_Exercise brief_
Read through the entries below and return each line with the word "Trauerfeier".

◆ ◆ ◆ ◆ ◆ ◆ ◆

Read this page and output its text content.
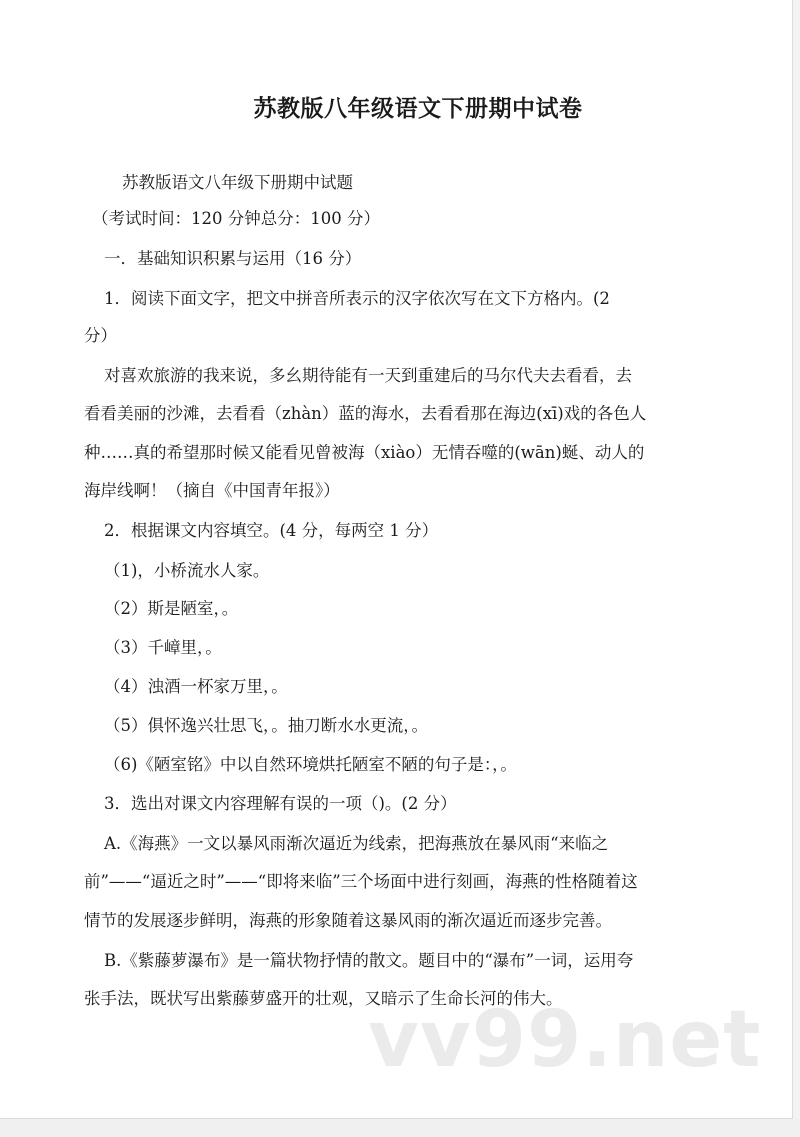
苏教版八年级语文下册期中试卷
苏教版语文八年级下册期中试题
（考试时间：120 分钟总分：100 分）
一．基础知识积累与运用（16 分）
1．阅读下面文字，把文中拼音所表示的汉字依次写在文下方格内。(2
分）
对喜欢旅游的我来说，多幺期待能有一天到重建后的马尔代夫去看看，去
看看美丽的沙滩，去看看（zhàn）蓝的海水，去看看那在海边(xī)戏的各色人
种……真的希望那时候又能看见曾被海（xiào）无情吞噬的(wān)蜒、动人的
海岸线啊！（摘自《中国青年报》）
2．根据课文内容填空。(4 分，每两空 1 分）
（1)，小桥流水人家。
（2）斯是陋室，。
（3）千嶂里，。
（4）浊酒一杯家万里，。
（5）俱怀逸兴壮思飞，。抽刀断水水更流，。
（6)《陋室铭》中以自然环境烘托陋室不陋的句子是：，。
3．选出对课文内容理解有误的一项（)。(2 分）
A.《海燕》一文以暴风雨渐次逼近为线索，把海燕放在暴风雨“来临之
前”——“逼近之时”——“即将来临”三个场面中进行刻画，海燕的性格随着这
情节的发展逐步鲜明，海燕的形象随着这暴风雨的渐次逼近而逐步完善。
B.《紫藤萝瀑布》是一篇状物抒情的散文。题目中的“瀑布”一词，运用夸
张手法，既状写出紫藤萝盛开的壮观，又暗示了生命长河的伟大。
vv99.net
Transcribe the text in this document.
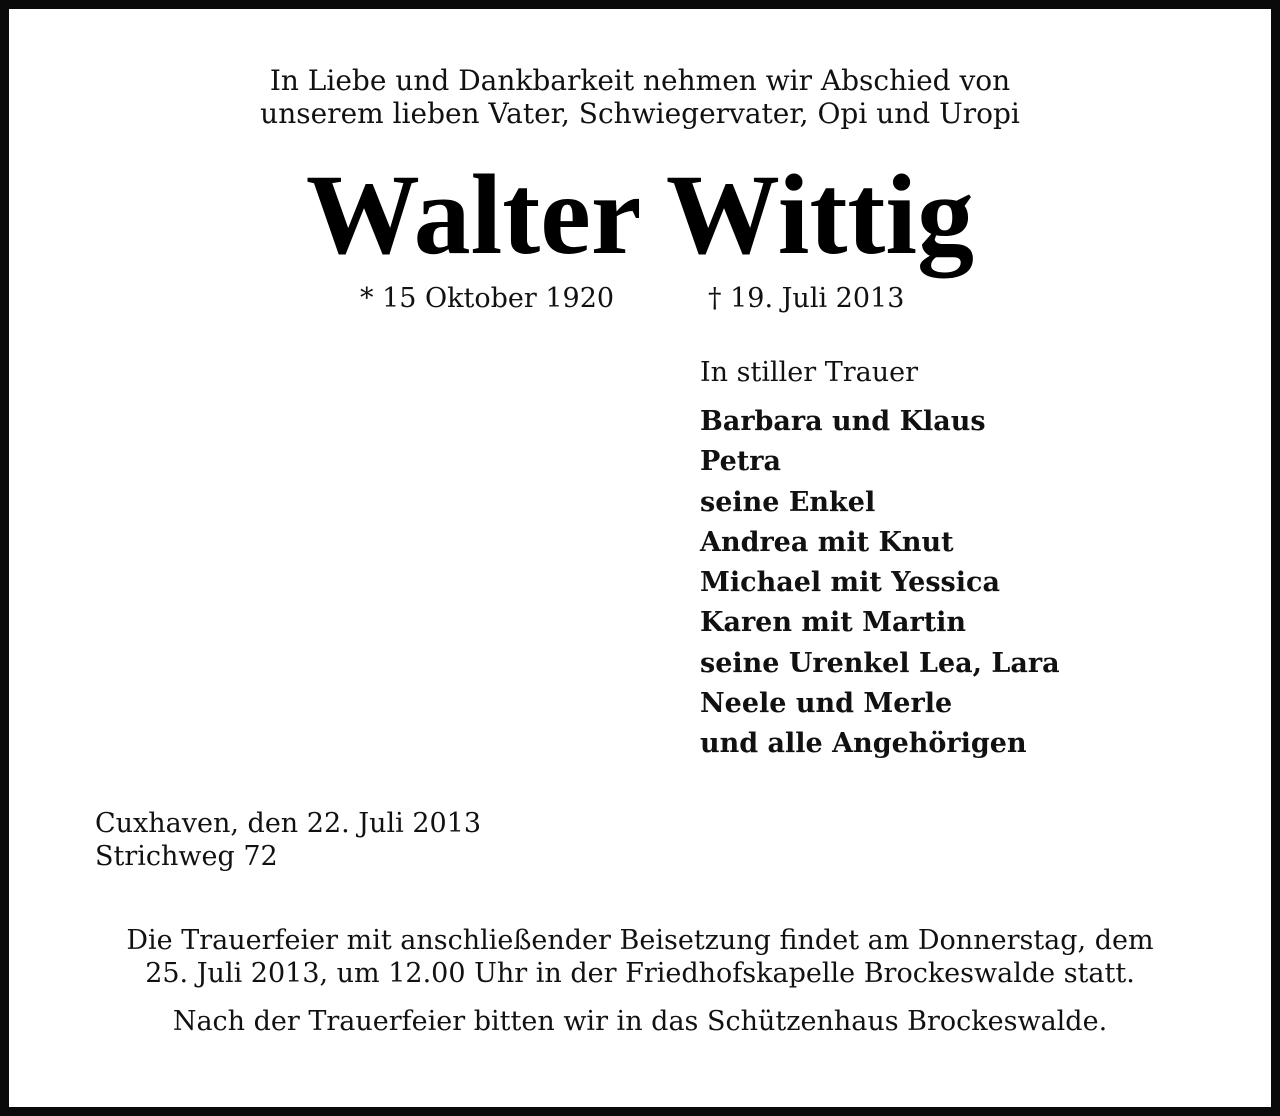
In Liebe und Dankbarkeit nehmen wir Abschied von
unserem lieben Vater, Schwiegervater, Opi und Uropi
Walter Wittig
* 15 Oktober 1920	† 19. Juli 2013
In stiller Trauer
Barbara und Klaus
Petra
seine Enkel
Andrea mit Knut
Michael mit Yessica
Karen mit Martin
seine Urenkel Lea, Lara
Neele und Merle
und alle Angehörigen
Cuxhaven, den 22. Juli 2013
Strichweg 72
Die Trauerfeier mit anschließender Beisetzung findet am Donnerstag, dem
25. Juli 2013, um 12.00 Uhr in der Friedhofskapelle Brockeswalde statt.
Nach der Trauerfeier bitten wir in das Schützenhaus Brockeswalde.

◆ ◆ ◆ ◆ ◆ ◆ ◆

_Answer to this problem_
Die Trauerfeier mit anschließender Beisetzung findet am Donnerstag, dem
Nach der Trauerfeier bitten wir in das Schützenhaus Brockeswalde.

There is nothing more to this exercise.